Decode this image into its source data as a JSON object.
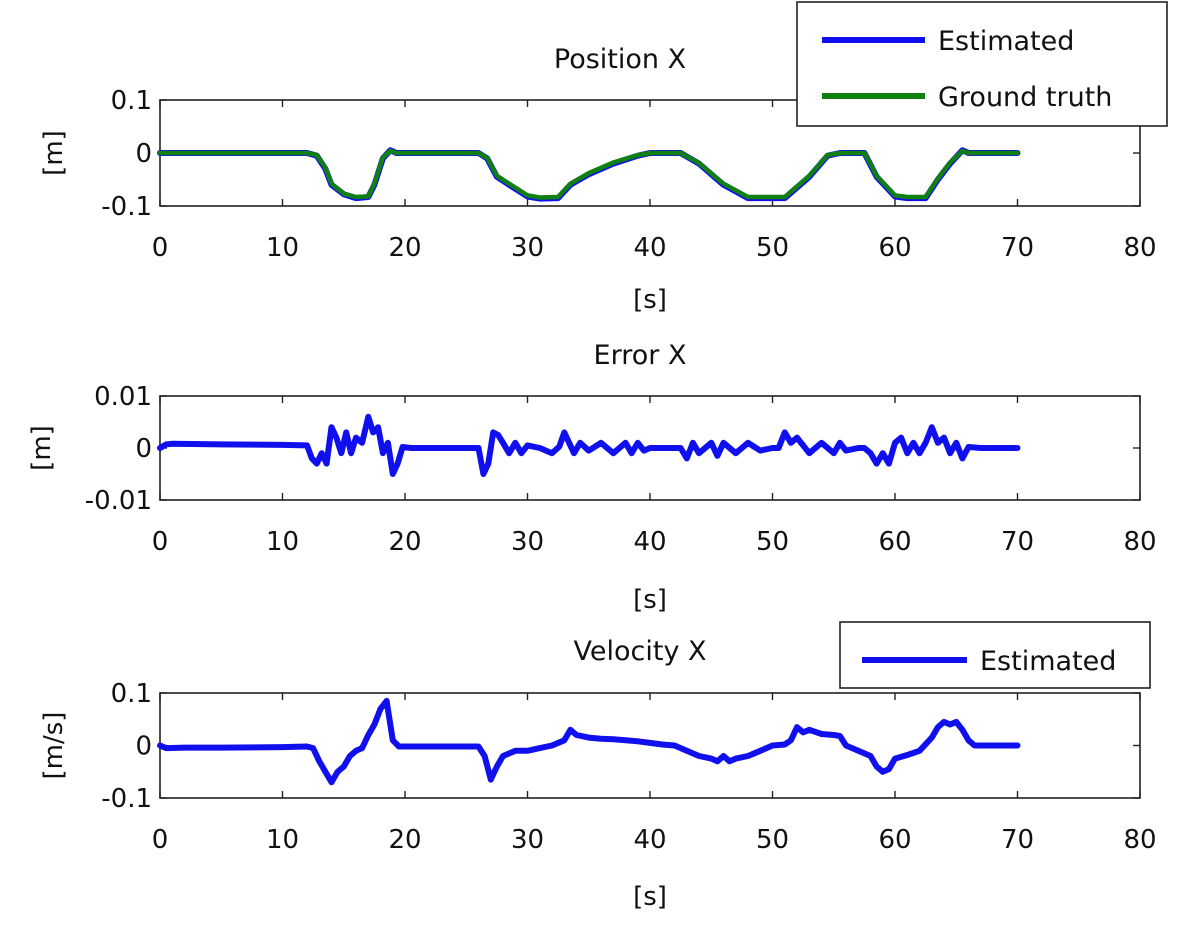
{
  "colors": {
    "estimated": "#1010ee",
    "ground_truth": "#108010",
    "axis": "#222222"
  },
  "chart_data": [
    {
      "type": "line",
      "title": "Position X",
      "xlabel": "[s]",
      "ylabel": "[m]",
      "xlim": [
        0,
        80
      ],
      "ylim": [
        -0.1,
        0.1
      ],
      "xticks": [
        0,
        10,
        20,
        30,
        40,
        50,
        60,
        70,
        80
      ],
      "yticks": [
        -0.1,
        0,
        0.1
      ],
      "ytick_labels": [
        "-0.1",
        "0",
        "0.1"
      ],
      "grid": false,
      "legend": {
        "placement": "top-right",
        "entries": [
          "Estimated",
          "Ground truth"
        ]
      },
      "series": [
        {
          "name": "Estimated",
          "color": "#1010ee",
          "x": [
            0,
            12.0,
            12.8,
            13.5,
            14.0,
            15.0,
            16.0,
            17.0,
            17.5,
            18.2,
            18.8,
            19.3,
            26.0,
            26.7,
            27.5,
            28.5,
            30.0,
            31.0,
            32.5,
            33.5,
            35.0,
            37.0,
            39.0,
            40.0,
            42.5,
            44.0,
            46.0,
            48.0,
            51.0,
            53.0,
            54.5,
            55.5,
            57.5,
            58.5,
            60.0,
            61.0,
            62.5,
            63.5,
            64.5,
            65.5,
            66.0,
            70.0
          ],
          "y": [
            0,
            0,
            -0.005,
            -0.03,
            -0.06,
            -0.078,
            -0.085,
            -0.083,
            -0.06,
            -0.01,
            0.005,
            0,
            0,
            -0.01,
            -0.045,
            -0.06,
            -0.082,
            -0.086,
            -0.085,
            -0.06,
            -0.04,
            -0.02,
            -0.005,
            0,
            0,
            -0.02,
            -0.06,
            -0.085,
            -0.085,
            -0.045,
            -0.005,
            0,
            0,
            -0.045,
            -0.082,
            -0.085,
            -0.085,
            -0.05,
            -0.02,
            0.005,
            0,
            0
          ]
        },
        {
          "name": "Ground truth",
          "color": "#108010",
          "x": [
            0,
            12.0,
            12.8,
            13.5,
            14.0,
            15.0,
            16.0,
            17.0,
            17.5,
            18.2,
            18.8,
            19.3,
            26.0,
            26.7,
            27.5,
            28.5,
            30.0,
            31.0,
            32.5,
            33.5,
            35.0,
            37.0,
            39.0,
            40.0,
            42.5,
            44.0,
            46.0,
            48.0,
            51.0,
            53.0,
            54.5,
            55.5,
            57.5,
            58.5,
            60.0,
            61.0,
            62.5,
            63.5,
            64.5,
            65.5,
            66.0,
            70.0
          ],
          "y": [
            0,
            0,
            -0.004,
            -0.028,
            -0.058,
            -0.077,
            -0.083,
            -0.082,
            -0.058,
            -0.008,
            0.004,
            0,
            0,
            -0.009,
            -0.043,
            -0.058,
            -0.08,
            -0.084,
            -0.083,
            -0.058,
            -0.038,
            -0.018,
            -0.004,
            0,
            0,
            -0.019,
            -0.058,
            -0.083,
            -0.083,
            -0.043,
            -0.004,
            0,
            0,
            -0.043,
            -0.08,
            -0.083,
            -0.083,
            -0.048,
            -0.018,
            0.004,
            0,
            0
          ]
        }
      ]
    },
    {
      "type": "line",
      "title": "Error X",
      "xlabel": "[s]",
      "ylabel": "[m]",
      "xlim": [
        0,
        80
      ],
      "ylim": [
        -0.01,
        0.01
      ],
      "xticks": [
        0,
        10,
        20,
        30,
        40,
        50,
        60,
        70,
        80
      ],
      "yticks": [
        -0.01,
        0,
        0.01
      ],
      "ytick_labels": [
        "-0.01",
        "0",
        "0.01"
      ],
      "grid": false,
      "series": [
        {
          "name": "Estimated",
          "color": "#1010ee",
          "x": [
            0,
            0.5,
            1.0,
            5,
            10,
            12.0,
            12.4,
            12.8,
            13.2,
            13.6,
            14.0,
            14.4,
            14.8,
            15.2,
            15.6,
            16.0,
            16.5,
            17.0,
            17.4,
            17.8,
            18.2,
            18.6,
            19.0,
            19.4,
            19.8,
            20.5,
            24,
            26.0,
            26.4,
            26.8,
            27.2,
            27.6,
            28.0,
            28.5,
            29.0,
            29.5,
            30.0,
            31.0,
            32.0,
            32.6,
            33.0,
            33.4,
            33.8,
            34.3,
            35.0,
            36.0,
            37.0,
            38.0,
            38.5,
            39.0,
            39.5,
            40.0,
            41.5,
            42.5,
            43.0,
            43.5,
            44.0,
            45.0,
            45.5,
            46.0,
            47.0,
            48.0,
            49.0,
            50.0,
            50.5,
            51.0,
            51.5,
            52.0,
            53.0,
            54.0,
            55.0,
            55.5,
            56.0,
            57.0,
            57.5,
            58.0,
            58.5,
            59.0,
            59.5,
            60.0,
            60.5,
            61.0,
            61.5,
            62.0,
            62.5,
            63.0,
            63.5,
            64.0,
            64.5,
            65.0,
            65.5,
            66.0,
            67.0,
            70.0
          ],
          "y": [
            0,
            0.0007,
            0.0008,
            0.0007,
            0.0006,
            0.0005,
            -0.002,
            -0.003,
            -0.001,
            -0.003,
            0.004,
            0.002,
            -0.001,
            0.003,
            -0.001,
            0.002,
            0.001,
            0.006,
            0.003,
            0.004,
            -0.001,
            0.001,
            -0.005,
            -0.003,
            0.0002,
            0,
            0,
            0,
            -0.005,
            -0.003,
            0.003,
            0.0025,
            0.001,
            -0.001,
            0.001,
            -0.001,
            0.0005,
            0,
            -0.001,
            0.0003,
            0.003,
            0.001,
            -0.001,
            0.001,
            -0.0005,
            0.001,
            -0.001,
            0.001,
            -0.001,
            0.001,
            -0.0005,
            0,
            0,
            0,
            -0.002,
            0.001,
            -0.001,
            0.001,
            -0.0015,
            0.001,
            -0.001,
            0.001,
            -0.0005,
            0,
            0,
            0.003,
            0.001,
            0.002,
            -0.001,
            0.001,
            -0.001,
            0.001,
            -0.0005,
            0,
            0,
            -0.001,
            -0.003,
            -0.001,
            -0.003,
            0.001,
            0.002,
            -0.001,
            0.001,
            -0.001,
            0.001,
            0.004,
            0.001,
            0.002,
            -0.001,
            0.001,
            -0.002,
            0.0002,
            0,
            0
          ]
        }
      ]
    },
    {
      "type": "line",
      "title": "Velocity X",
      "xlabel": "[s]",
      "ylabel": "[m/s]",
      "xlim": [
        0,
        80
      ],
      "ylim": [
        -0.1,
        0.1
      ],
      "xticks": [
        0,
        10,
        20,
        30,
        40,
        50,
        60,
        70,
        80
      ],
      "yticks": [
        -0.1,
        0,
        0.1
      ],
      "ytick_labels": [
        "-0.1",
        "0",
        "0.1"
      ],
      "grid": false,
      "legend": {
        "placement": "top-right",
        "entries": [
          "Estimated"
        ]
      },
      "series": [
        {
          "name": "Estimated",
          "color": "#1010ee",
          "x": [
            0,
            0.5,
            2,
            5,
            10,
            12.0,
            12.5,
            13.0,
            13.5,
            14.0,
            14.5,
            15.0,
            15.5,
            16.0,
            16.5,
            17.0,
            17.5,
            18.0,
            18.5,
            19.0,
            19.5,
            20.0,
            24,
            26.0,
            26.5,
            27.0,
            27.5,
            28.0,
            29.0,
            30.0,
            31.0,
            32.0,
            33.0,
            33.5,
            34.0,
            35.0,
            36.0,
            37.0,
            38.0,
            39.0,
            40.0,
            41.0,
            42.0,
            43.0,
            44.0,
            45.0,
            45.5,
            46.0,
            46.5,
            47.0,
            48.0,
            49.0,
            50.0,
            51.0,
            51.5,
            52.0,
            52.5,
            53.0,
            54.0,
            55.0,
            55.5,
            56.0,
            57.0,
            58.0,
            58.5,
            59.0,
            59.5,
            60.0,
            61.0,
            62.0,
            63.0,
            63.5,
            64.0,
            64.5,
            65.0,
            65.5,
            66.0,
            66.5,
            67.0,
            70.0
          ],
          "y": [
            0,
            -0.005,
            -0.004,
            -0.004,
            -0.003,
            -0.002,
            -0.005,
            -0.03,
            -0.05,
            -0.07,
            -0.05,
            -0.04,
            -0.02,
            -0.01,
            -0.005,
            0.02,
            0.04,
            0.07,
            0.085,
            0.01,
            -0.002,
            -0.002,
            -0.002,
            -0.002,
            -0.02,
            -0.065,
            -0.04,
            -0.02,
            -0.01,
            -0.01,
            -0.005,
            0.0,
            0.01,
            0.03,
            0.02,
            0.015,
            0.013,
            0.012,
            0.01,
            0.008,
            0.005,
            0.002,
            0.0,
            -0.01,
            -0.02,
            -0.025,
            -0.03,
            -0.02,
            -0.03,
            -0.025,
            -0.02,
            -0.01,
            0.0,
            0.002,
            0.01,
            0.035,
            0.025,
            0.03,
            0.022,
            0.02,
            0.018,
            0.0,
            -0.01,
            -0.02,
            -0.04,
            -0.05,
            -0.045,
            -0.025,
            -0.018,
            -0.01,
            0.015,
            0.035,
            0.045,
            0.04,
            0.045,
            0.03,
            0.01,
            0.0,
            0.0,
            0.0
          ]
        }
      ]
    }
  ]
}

-- STATED PROBLEM --
Report how many lines in the records hold the word "title", giving the number and nothing else.

-- TASK ANSWER --
3